> _Exercise description_:
Across the material below, how many lines contain the word "content"? Give only the number.
++++ Provided records
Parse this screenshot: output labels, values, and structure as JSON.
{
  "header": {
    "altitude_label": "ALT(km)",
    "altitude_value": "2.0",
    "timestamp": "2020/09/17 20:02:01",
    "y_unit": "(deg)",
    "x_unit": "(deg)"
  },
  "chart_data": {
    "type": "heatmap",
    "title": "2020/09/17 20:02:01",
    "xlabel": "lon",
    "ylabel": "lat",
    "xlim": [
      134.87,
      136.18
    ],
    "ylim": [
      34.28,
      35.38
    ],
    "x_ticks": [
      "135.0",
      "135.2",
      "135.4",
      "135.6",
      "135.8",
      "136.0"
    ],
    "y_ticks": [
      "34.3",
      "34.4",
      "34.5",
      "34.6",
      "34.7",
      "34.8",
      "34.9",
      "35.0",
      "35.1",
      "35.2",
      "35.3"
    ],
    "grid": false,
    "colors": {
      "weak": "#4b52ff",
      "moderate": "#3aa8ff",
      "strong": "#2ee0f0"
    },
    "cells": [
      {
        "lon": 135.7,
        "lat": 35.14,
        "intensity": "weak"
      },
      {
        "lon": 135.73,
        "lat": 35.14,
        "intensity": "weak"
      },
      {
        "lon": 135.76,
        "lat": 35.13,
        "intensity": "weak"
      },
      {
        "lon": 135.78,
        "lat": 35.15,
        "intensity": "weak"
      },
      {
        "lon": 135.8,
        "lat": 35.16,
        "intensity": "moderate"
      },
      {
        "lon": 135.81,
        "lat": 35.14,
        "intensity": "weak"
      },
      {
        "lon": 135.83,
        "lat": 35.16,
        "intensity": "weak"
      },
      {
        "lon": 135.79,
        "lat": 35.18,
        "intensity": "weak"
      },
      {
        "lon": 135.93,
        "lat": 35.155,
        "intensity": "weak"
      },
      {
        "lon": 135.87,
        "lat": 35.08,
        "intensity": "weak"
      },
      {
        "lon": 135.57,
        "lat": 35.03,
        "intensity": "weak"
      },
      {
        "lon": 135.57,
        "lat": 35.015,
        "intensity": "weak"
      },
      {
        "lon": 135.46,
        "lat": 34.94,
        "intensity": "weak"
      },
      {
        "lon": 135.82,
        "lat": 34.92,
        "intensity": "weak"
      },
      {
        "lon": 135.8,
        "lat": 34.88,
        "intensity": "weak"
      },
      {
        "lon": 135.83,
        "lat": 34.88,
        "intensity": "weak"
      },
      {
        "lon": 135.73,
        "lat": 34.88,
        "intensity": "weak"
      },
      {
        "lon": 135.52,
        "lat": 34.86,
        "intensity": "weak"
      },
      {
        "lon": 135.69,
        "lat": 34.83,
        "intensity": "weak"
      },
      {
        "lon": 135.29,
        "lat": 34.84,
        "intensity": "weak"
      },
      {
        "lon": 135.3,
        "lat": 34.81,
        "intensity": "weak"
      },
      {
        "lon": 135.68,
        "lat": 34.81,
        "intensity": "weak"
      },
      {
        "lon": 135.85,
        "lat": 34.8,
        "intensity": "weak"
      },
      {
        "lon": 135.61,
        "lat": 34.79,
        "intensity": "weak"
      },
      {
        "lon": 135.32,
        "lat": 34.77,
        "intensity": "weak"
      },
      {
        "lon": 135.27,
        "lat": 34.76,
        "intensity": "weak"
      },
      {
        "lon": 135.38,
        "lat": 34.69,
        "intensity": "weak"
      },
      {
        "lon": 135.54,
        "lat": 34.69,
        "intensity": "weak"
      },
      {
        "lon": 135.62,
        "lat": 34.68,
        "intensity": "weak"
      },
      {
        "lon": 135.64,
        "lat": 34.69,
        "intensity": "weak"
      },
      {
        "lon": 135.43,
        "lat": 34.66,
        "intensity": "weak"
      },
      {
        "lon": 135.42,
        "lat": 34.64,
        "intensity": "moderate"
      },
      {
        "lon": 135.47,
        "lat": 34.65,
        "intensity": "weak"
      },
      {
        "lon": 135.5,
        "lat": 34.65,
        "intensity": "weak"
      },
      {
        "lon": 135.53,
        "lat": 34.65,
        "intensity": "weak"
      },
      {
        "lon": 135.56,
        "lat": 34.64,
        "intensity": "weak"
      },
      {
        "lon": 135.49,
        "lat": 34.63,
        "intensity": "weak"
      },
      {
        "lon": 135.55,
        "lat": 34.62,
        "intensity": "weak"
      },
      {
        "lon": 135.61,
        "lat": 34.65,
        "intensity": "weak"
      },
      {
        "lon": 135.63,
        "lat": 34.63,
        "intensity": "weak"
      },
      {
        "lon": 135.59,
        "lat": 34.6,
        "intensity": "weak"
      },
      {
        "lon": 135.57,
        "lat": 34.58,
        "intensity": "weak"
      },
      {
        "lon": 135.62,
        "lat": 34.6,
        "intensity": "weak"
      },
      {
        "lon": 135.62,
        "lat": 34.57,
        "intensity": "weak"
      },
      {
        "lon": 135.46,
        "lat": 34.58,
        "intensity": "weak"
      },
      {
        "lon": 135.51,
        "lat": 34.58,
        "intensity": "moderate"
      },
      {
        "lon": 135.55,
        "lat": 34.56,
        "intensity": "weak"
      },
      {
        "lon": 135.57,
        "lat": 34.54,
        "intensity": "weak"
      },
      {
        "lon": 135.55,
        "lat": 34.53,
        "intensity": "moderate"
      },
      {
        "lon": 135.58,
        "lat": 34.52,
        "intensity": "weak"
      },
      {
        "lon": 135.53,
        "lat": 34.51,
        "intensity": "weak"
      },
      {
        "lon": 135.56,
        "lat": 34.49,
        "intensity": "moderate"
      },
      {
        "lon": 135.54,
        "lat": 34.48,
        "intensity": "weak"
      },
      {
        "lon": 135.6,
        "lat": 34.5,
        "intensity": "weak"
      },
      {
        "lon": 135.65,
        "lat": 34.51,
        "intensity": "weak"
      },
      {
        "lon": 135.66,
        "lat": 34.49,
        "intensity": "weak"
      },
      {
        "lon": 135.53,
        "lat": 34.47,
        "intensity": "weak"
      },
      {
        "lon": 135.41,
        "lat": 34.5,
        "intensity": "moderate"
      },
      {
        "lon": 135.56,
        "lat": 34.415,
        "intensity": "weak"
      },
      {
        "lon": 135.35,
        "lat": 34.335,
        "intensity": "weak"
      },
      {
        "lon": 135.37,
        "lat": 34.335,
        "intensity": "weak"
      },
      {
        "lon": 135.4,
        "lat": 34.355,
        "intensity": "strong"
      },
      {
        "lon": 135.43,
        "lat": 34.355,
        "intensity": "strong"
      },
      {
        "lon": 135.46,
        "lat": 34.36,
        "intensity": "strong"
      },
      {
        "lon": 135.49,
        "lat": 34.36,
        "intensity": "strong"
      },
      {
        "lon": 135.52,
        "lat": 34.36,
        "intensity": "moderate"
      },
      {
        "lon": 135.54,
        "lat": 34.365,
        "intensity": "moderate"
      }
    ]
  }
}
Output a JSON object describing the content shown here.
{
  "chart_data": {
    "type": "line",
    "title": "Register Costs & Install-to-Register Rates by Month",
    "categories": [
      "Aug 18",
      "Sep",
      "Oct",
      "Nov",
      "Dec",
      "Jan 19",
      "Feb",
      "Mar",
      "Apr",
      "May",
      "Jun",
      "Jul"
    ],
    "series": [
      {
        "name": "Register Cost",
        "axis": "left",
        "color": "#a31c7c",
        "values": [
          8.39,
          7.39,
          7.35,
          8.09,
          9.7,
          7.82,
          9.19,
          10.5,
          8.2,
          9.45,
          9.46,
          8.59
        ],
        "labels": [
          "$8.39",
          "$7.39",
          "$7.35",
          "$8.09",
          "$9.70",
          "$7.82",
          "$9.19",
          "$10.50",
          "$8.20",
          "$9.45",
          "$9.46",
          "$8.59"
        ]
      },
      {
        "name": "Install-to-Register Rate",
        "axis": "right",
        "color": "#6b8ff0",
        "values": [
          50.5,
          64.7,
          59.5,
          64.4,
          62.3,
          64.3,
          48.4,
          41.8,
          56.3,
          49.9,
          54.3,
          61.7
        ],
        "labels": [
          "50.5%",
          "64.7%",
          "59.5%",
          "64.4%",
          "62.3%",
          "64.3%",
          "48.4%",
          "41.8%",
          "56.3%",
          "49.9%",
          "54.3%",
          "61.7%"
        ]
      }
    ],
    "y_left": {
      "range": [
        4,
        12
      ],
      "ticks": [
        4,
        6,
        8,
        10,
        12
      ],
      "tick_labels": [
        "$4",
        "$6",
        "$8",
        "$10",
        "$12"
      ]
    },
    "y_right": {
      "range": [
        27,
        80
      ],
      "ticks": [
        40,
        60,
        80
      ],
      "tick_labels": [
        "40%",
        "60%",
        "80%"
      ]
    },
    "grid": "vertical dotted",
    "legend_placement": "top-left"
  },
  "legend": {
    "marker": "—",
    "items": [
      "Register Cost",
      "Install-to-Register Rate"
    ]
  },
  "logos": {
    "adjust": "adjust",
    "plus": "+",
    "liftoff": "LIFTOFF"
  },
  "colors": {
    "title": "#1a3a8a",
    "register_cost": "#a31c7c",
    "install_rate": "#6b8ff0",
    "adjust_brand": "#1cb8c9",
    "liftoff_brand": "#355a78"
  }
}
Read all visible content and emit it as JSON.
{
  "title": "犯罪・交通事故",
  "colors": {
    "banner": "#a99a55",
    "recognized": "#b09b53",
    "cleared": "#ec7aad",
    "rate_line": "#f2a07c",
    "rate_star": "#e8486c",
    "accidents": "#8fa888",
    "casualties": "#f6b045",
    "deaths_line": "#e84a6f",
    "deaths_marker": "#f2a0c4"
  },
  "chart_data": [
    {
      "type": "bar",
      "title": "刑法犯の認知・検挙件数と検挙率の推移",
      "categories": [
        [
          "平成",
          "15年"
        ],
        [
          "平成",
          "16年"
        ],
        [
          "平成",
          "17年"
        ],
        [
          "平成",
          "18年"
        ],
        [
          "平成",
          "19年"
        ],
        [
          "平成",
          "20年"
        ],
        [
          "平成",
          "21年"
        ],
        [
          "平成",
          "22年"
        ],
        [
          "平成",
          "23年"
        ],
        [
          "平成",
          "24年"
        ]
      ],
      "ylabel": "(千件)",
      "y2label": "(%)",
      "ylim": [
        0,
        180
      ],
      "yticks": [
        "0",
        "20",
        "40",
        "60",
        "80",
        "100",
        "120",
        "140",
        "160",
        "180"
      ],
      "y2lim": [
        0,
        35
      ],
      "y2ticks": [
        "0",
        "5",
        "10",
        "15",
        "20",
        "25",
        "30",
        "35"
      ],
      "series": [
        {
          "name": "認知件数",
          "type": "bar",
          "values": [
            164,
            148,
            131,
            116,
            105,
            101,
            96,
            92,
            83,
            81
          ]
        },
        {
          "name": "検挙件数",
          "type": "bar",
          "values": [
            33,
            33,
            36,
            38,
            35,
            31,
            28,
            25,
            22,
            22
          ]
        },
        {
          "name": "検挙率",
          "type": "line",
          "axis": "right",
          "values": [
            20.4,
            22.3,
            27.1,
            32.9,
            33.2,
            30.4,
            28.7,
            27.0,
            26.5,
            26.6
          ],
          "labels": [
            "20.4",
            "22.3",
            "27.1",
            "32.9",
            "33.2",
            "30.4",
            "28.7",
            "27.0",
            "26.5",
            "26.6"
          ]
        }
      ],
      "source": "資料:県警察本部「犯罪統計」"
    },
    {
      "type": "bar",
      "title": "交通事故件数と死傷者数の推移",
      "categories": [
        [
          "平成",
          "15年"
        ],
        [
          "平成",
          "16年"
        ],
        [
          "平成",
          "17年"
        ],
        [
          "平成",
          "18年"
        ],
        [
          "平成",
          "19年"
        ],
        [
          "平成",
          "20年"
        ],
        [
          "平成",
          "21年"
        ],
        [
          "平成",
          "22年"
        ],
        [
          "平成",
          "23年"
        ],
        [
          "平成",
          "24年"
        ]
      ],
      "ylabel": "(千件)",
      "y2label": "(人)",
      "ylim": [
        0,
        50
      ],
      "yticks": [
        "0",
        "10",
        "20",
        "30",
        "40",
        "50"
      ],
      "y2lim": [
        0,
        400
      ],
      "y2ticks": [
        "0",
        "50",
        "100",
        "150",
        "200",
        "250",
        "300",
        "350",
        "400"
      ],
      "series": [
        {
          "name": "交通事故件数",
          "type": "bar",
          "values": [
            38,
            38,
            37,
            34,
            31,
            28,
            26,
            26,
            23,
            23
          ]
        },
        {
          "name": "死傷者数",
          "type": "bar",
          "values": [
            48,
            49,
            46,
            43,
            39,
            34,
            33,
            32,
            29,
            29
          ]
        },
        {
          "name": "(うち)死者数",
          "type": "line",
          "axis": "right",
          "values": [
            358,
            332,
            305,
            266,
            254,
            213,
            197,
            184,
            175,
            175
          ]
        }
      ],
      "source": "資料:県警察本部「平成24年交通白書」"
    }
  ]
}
++++++++
> _Solution to the problem_:
2